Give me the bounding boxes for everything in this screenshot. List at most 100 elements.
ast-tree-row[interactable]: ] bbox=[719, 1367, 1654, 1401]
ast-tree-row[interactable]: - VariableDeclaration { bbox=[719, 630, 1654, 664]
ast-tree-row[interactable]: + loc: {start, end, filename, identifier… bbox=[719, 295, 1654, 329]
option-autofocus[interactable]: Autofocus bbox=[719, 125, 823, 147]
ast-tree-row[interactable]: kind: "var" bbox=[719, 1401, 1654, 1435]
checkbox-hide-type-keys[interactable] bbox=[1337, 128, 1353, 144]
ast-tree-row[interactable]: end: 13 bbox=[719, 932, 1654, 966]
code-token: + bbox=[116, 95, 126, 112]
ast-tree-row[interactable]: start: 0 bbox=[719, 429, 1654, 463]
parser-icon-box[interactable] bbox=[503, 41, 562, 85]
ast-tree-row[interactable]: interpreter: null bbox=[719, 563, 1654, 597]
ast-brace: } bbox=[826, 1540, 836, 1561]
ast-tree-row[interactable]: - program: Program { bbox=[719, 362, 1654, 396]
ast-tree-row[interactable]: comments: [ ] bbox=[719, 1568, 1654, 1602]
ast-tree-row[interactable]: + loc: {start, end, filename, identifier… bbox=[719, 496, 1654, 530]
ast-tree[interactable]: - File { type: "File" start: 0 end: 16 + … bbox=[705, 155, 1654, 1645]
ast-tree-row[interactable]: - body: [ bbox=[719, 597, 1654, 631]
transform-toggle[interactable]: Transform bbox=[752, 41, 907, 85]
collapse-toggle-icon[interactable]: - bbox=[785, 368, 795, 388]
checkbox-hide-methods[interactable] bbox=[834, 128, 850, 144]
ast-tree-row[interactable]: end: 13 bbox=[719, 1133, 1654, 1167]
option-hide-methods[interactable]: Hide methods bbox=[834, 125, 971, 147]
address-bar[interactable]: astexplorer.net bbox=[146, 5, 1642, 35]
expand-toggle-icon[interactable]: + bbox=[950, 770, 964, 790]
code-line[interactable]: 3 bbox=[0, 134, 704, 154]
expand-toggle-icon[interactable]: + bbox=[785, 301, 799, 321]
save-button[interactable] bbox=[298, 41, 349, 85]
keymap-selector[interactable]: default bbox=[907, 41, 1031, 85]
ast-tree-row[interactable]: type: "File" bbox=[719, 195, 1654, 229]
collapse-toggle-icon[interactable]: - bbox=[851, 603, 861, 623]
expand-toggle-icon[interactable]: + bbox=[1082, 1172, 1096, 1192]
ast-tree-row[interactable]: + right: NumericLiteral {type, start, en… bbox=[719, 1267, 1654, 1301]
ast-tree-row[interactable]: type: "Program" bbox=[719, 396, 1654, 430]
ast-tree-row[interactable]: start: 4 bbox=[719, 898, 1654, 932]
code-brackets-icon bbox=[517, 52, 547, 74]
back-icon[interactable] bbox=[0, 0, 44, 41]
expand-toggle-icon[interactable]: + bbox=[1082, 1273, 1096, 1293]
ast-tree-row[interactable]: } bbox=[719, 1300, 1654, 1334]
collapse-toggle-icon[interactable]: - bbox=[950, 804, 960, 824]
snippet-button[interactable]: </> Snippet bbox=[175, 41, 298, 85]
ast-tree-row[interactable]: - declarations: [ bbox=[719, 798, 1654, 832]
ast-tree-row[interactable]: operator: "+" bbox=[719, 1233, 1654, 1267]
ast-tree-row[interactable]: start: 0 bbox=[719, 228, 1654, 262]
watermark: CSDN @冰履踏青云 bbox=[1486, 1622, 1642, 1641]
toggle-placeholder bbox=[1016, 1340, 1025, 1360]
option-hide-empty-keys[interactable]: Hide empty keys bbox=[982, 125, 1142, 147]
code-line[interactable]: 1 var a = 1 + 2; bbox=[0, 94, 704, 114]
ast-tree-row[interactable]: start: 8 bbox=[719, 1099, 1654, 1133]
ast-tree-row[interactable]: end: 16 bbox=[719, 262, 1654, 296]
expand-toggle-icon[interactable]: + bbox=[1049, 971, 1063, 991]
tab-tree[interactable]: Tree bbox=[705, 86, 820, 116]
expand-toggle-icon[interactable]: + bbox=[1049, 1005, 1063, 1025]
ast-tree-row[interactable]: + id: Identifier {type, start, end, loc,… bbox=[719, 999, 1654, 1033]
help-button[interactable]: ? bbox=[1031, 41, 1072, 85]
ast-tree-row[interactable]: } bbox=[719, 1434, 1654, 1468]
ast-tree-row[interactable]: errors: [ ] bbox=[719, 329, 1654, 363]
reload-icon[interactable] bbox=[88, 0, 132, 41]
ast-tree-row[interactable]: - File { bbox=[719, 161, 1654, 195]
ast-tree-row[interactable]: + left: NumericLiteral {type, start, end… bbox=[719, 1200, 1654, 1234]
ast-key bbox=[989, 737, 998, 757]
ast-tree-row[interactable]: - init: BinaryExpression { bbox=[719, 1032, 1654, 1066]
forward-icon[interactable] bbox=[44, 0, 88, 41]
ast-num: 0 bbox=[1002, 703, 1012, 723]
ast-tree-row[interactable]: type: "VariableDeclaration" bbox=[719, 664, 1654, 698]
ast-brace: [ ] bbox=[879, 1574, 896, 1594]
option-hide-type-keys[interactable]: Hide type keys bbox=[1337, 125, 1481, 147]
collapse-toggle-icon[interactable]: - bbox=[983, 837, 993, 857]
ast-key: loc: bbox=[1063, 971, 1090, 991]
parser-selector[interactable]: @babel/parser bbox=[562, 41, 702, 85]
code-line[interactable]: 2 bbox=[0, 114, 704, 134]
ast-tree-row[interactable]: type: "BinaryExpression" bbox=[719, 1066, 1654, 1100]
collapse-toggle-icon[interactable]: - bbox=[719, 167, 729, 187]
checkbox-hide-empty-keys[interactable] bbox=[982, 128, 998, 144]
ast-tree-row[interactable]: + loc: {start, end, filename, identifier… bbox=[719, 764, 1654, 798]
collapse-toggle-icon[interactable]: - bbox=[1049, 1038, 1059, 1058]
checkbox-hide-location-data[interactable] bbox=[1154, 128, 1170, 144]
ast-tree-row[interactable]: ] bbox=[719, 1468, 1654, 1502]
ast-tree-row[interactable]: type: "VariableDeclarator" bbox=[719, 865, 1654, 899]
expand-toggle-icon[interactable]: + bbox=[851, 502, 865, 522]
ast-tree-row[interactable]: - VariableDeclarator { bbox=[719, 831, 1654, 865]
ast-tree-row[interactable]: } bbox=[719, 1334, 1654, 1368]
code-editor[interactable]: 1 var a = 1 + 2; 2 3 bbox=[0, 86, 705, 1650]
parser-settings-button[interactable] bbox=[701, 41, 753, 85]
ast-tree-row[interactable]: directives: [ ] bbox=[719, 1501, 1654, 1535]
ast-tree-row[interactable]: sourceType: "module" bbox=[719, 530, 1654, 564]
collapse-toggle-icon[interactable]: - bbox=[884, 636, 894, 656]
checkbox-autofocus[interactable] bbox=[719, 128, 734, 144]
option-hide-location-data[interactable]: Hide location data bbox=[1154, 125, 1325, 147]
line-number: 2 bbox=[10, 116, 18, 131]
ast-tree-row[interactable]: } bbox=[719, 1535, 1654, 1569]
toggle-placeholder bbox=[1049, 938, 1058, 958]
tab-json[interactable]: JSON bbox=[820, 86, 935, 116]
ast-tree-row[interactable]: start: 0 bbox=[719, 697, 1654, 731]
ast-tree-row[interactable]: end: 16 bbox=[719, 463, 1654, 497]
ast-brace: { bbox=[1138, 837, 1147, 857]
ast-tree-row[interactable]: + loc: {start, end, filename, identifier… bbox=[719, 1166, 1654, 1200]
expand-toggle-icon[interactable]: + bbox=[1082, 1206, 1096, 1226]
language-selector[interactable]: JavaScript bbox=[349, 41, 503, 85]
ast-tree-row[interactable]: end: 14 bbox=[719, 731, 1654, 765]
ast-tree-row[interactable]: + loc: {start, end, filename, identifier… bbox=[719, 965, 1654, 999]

### SET EXERCISE
Rewrite the listing from its first line through the line that contains "1401, 1654, 1435]", replacing "VariableDeclaration" with "FunctionDeclaration" and keeping everything else the same.

### THE RESULT
Give me the bounding boxes for everything in this screenshot. List at most 100 elements.
ast-tree-row[interactable]: ] bbox=[719, 1367, 1654, 1401]
ast-tree-row[interactable]: - FunctionDeclaration { bbox=[719, 630, 1654, 664]
ast-tree-row[interactable]: + loc: {start, end, filename, identifier… bbox=[719, 295, 1654, 329]
option-autofocus[interactable]: Autofocus bbox=[719, 125, 823, 147]
ast-tree-row[interactable]: kind: "var" bbox=[719, 1401, 1654, 1435]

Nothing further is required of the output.